>>>

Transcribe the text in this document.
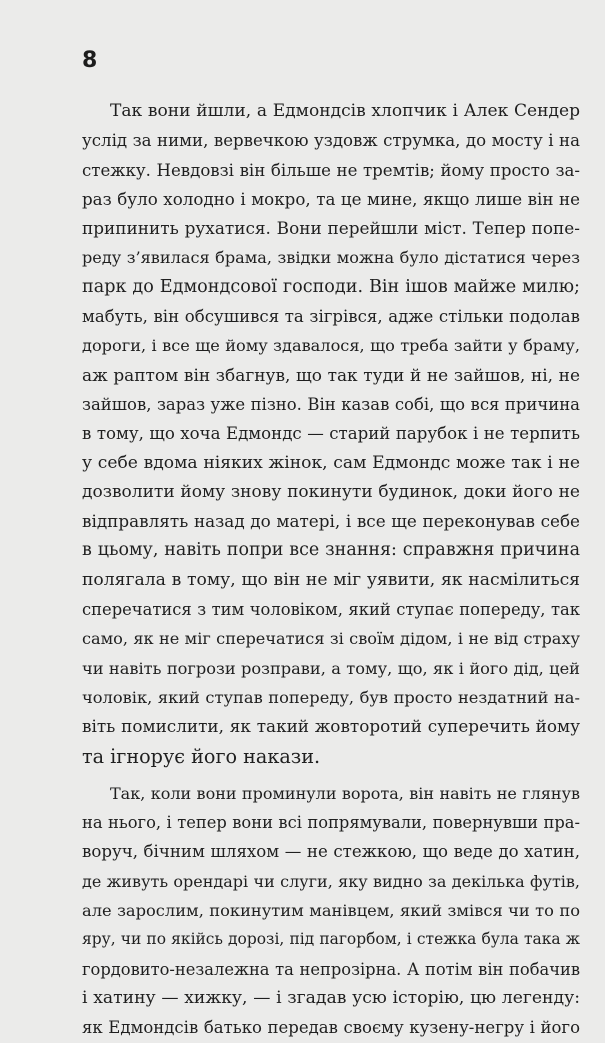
8
Так вони йшли, а Едмондсів хлопчик і Алек Сендер
услід за ними, вервечкою уздовж струмка, до мосту і на
стежку. Невдовзі він більше не тремтів; йому просто за-
раз було холодно і мокро, та це мине, якщо лише він не
припинить рухатися. Вони перейшли міст. Тепер попе-
реду з’явилася брама, звідки можна було дістатися через
парк до Едмондсової господи. Він ішов майже милю;
мабуть, він обсушився та зігрівся, адже стільки подолав
дороги, і все ще йому здавалося, що треба зайти у браму,
аж раптом він збагнув, що так туди й не зайшов, ні, не
зайшов, зараз уже пізно. Він казав собі, що вся причина
в тому, що хоча Едмондс — старий парубок і не терпить
у себе вдома ніяких жінок, сам Едмондс може так і не
дозволити йому знову покинути будинок, доки його не
відправлять назад до матері, і все ще переконував себе
в цьому, навіть попри все знання: справжня причина
полягала в тому, що він не міг уявити, як насмілиться
сперечатися з тим чоловіком, який ступає попереду, так
само, як не міг сперечатися зі своїм дідом, і не від страху
чи навіть погрози розправи, а тому, що, як і його дід, цей
чоловік, який ступав попереду, був просто нездатний на-
віть помислити, як такий жовторотий суперечить йому
та ігнорує його накази.
Так, коли вони проминули ворота, він навіть не глянув
на нього, і тепер вони всі попрямували, повернувши пра-
воруч, бічним шляхом — не стежкою, що веде до хатин,
де живуть орендарі чи слуги, яку видно за декілька футів,
але зарослим, покинутим манівцем, який змівся чи то по
яру, чи по якійсь дорозі, під пагорбом, і стежка була така ж
гордовито-незалежна та непрозірна. А потім він побачив
і хатину — хижку, — і згадав усю історію, цю легенду:
як Едмондсів батько передав своєму кузену-негру і його
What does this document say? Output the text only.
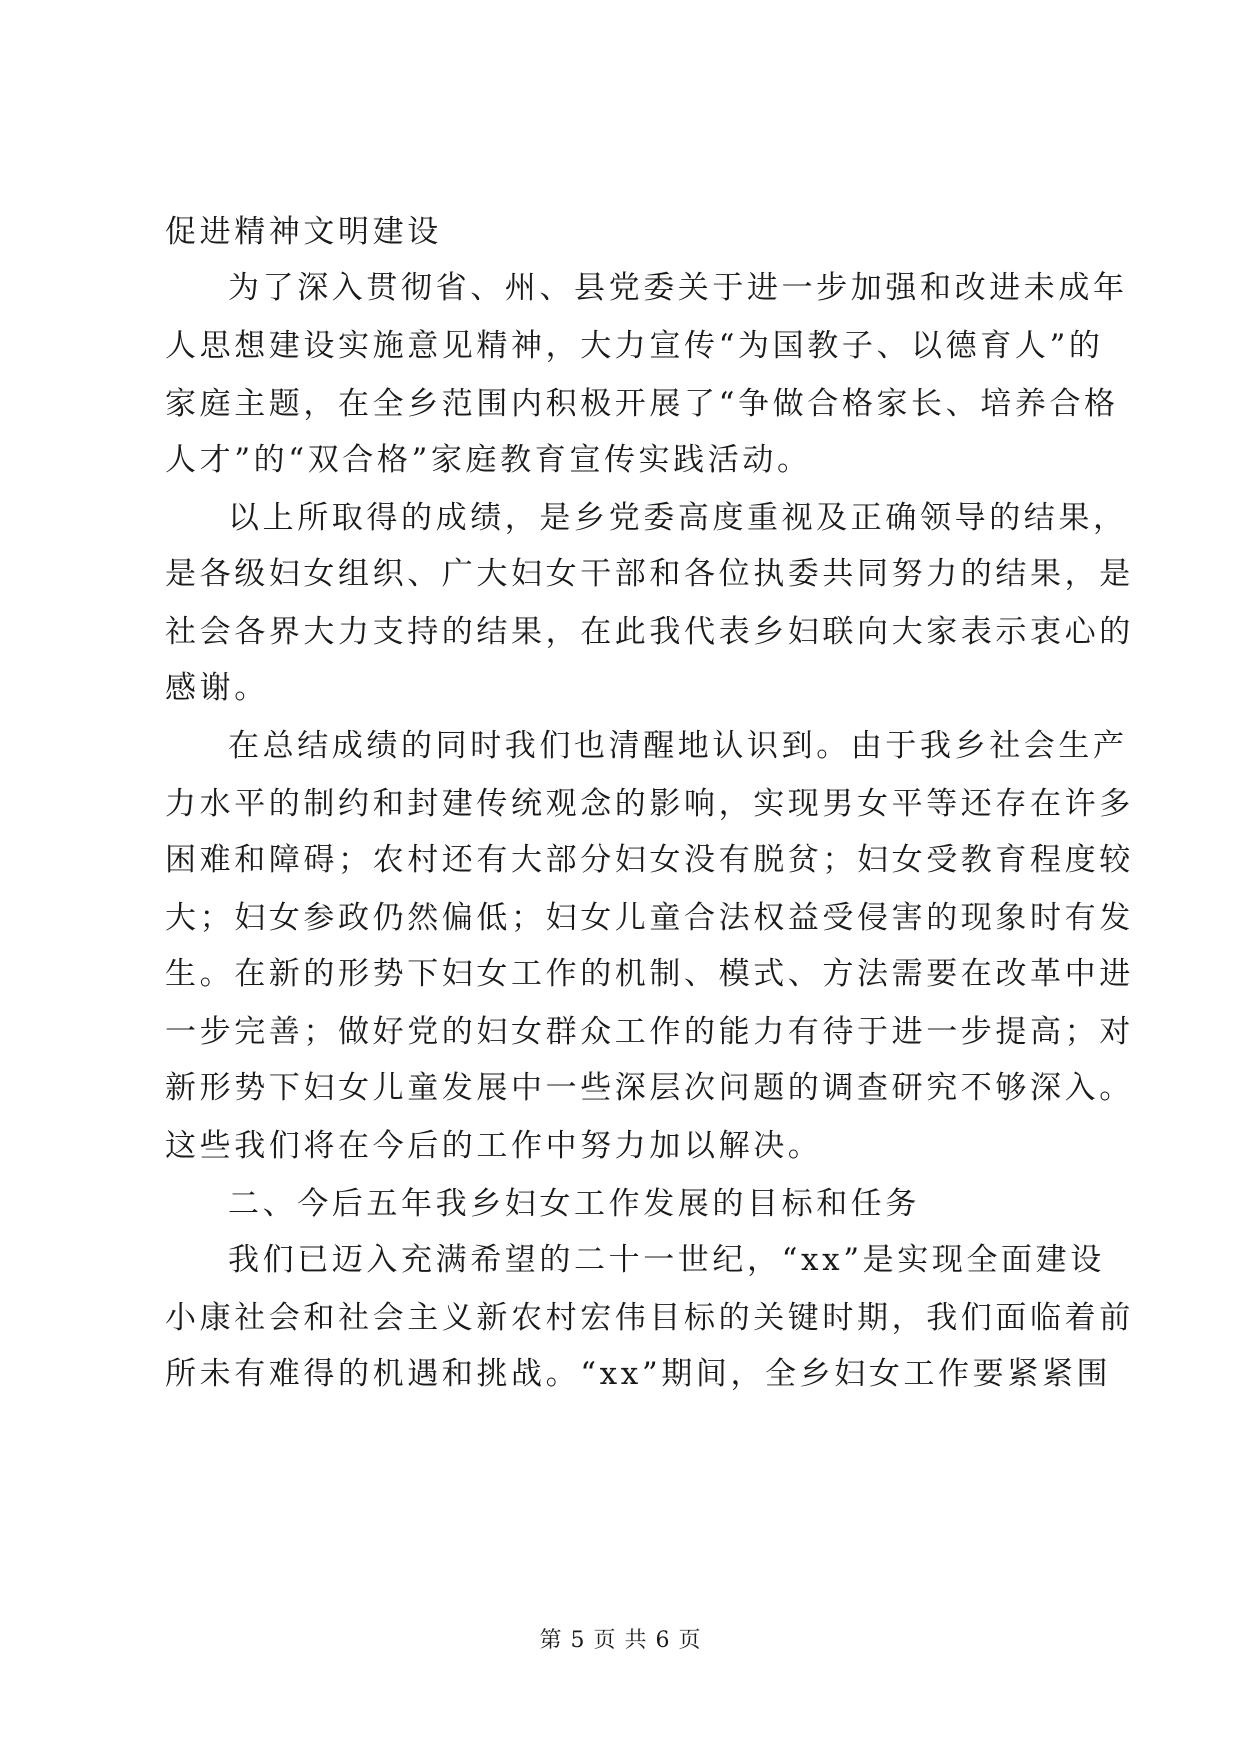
促进精神文明建设
为了深入贯彻省、州、县党委关于进一步加强和改进未成年
人思想建设实施意见精神，大力宣传“为国教子、以德育人”的
家庭主题，在全乡范围内积极开展了“争做合格家长、培养合格
人才”的“双合格”家庭教育宣传实践活动。
以上所取得的成绩，是乡党委高度重视及正确领导的结果，
是各级妇女组织、广大妇女干部和各位执委共同努力的结果，是
社会各界大力支持的结果，在此我代表乡妇联向大家表示衷心的
感谢。
在总结成绩的同时我们也清醒地认识到。由于我乡社会生产
力水平的制约和封建传统观念的影响，实现男女平等还存在许多
困难和障碍；农村还有大部分妇女没有脱贫；妇女受教育程度较
大；妇女参政仍然偏低；妇女儿童合法权益受侵害的现象时有发
生。在新的形势下妇女工作的机制、模式、方法需要在改革中进
一步完善；做好党的妇女群众工作的能力有待于进一步提高；对
新形势下妇女儿童发展中一些深层次问题的调查研究不够深入。
这些我们将在今后的工作中努力加以解决。
二、今后五年我乡妇女工作发展的目标和任务
我们已迈入充满希望的二十一世纪，“xx”是实现全面建设
小康社会和社会主义新农村宏伟目标的关键时期，我们面临着前
所未有难得的机遇和挑战。“xx”期间，全乡妇女工作要紧紧围
第 5 页 共 6 页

<<<

Required task: Write out every line of the listing that holds the word "тому".

Exercise result:
в тому, що хоча Едмондс — старий парубок і не терпить
полягала в тому, що він не міг уявити, як насмілиться
чи навіть погрози розправи, а тому, що, як і його дід, цей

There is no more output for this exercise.